#### Stated task
Emit the entire listing verbatim.

#### Input

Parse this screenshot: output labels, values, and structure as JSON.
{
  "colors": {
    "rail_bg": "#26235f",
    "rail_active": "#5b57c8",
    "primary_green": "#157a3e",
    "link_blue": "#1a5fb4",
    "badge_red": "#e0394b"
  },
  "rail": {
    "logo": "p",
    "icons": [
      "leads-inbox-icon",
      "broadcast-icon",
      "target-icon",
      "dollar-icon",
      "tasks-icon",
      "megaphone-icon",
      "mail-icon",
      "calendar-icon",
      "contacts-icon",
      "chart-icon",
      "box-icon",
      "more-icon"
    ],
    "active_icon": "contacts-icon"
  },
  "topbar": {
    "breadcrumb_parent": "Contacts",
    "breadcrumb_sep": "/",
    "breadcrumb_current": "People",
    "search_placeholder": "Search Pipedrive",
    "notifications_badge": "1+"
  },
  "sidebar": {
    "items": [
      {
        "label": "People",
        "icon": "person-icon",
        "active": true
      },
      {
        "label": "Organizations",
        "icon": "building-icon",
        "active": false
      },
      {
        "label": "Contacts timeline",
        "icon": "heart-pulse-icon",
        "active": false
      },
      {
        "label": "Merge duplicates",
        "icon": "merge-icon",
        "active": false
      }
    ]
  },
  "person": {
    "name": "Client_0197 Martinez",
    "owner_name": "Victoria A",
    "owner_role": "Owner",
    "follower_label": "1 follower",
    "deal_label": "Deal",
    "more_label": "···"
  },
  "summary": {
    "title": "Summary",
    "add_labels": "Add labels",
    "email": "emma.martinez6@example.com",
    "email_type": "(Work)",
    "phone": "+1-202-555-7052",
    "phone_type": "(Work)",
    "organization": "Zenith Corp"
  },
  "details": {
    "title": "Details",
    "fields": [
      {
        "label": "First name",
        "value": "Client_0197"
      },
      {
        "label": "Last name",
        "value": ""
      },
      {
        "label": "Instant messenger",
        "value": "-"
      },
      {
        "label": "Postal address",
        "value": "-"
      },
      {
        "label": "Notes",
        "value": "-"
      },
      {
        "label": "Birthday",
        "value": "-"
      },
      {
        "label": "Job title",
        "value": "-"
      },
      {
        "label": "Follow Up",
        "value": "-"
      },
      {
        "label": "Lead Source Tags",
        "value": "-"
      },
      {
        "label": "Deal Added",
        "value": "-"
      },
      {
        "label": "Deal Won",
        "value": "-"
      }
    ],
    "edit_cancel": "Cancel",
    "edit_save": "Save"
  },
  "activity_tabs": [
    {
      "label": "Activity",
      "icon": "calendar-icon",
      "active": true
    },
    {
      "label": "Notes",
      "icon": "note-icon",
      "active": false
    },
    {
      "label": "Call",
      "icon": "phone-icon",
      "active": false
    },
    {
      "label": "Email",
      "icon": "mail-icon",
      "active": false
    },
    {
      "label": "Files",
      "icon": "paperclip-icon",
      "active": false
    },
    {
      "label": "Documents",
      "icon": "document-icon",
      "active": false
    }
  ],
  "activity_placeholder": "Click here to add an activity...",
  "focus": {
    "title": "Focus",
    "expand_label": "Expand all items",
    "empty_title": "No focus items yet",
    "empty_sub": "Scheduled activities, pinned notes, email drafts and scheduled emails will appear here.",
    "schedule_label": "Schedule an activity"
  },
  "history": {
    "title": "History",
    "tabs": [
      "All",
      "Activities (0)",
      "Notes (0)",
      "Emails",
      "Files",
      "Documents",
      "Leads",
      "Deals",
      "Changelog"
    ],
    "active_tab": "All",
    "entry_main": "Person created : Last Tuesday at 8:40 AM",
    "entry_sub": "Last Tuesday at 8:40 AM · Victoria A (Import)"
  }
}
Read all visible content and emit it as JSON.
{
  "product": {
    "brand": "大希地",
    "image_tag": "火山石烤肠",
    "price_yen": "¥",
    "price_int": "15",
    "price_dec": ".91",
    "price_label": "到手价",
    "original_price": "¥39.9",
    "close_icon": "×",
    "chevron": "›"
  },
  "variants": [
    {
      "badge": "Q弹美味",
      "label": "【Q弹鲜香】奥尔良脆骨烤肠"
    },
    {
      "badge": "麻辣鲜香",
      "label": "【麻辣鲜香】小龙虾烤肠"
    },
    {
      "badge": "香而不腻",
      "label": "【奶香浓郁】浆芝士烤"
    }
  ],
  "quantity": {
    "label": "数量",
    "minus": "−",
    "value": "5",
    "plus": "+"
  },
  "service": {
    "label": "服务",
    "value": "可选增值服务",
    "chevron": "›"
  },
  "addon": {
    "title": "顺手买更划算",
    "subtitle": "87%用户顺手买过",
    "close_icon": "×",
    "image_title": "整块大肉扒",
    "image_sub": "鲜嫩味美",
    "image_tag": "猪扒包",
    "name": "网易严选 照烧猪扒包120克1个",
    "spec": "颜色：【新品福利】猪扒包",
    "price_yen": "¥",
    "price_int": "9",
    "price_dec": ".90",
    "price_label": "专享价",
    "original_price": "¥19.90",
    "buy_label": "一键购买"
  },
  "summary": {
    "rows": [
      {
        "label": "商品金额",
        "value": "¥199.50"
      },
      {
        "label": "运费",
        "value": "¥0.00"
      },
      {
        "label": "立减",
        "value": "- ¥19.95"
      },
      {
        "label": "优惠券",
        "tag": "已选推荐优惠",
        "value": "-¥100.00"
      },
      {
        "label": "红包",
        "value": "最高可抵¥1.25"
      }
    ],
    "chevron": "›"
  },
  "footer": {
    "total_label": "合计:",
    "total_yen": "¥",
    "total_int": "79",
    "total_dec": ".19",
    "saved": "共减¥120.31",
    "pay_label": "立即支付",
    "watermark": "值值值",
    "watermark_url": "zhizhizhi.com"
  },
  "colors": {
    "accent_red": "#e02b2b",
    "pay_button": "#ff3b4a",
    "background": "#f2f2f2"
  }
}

#### Reply
Parse this screenshot: output labels, values, and structure as JSON.
{
  "colors": {
    "rail_bg": "#26235f",
    "rail_active": "#5b57c8",
    "primary_green": "#157a3e",
    "link_blue": "#1a5fb4",
    "badge_red": "#e0394b"
  },
  "rail": {
    "logo": "p",
    "icons": [
      "leads-inbox-icon",
      "broadcast-icon",
      "target-icon",
      "dollar-icon",
      "tasks-icon",
      "megaphone-icon",
      "mail-icon",
      "calendar-icon",
      "contacts-icon",
      "chart-icon",
      "box-icon",
      "more-icon"
    ],
    "active_icon": "contacts-icon"
  },
  "topbar": {
    "breadcrumb_parent": "Contacts",
    "breadcrumb_sep": "/",
    "breadcrumb_current": "People",
    "search_placeholder": "Search Pipedrive",
    "notifications_badge": "1+"
  },
  "sidebar": {
    "items": [
      {
        "label": "People",
        "icon": "person-icon",
        "active": true
      },
      {
        "label": "Organizations",
        "icon": "building-icon",
        "active": false
      },
      {
        "label": "Contacts timeline",
        "icon": "heart-pulse-icon",
        "active": false
      },
      {
        "label": "Merge duplicates",
        "icon": "merge-icon",
        "active": false
      }
    ]
  },
  "person": {
    "name": "Client_0197 Martinez",
    "owner_name": "Victoria A",
    "owner_role": "Owner",
    "follower_label": "1 follower",
    "deal_label": "Deal",
    "more_label": "···"
  },
  "summary": {
    "title": "Summary",
    "add_labels": "Add labels",
    "email": "emma.martinez6@example.com",
    "email_type": "(Work)",
    "phone": "+1-202-555-7052",
    "phone_type": "(Work)",
    "organization": "Zenith Corp"
  },
  "details": {
    "title": "Details",
    "fields": [
      {
        "label": "First name",
        "value": "Client_0197"
      },
      {
        "label": "Last name",
        "value": ""
      },
      {
        "label": "Instant messenger",
        "value": "-"
      },
      {
        "label": "Postal address",
        "value": "-"
      },
      {
        "label": "Notes",
        "value": "-"
      },
      {
        "label": "Birthday",
        "value": "-"
      },
      {
        "label": "Job title",
        "value": "-"
      },
      {
        "label": "Follow Up",
        "value": "-"
      },
      {
        "label": "Lead Source Tags",
        "value": "-"
      },
      {
        "label": "Deal Added",
        "value": "-"
      },
      {
        "label": "Deal Won",
        "value": "-"
      }
    ],
    "edit_cancel": "Cancel",
    "edit_save": "Save"
  },
  "activity_tabs": [
    {
      "label": "Activity",
      "icon": "calendar-icon",
      "active": true
    },
    {
      "label": "Notes",
      "icon": "note-icon",
      "active": false
    },
    {
      "label": "Call",
      "icon": "phone-icon",
      "active": false
    },
    {
      "label": "Email",
      "icon": "mail-icon",
      "active": false
    },
    {
      "label": "Files",
      "icon": "paperclip-icon",
      "active": false
    },
    {
      "label": "Documents",
      "icon": "document-icon",
      "active": false
    }
  ],
  "activity_placeholder": "Click here to add an activity...",
  "focus": {
    "title": "Focus",
    "expand_label": "Expand all items",
    "empty_title": "No focus items yet",
    "empty_sub": "Scheduled activities, pinned notes, email drafts and scheduled emails will appear here.",
    "schedule_label": "Schedule an activity"
  },
  "history": {
    "title": "History",
    "tabs": [
      "All",
      "Activities (0)",
      "Notes (0)",
      "Emails",
      "Files",
      "Documents",
      "Leads",
      "Deals",
      "Changelog"
    ],
    "active_tab": "All",
    "entry_main": "Person created : Last Tuesday at 8:40 AM",
    "entry_sub": "Last Tuesday at 8:40 AM · Victoria A (Import)"
  }
}
Read all visible content and emit it as JSON.
{
  "product": {
    "brand": "大希地",
    "image_tag": "火山石烤肠",
    "price_yen": "¥",
    "price_int": "15",
    "price_dec": ".91",
    "price_label": "到手价",
    "original_price": "¥39.9",
    "close_icon": "×",
    "chevron": "›"
  },
  "variants": [
    {
      "badge": "Q弹美味",
      "label": "【Q弹鲜香】奥尔良脆骨烤肠"
    },
    {
      "badge": "麻辣鲜香",
      "label": "【麻辣鲜香】小龙虾烤肠"
    },
    {
      "badge": "香而不腻",
      "label": "【奶香浓郁】浆芝士烤"
    }
  ],
  "quantity": {
    "label": "数量",
    "minus": "−",
    "value": "5",
    "plus": "+"
  },
  "service": {
    "label": "服务",
    "value": "可选增值服务",
    "chevron": "›"
  },
  "addon": {
    "title": "顺手买更划算",
    "subtitle": "87%用户顺手买过",
    "close_icon": "×",
    "image_title": "整块大肉扒",
    "image_sub": "鲜嫩味美",
    "image_tag": "猪扒包",
    "name": "网易严选 照烧猪扒包120克1个",
    "spec": "颜色：【新品福利】猪扒包",
    "price_yen": "¥",
    "price_int": "9",
    "price_dec": ".90",
    "price_label": "专享价",
    "original_price": "¥19.90",
    "buy_label": "一键购买"
  },
  "summary": {
    "rows": [
      {
        "label": "商品金额",
        "value": "¥199.50"
      },
      {
        "label": "运费",
        "value": "¥0.00"
      },
      {
        "label": "立减",
        "value": "- ¥19.95"
      },
      {
        "label": "优惠券",
        "tag": "已选推荐优惠",
        "value": "-¥100.00"
      },
      {
        "label": "红包",
        "value": "最高可抵¥1.25"
      }
    ],
    "chevron": "›"
  },
  "footer": {
    "total_label": "合计:",
    "total_yen": "¥",
    "total_int": "79",
    "total_dec": ".19",
    "saved": "共减¥120.31",
    "pay_label": "立即支付",
    "watermark": "值值值",
    "watermark_url": "zhizhizhi.com"
  },
  "colors": {
    "accent_red": "#e02b2b",
    "pay_button": "#ff3b4a",
    "background": "#f2f2f2"
  }
}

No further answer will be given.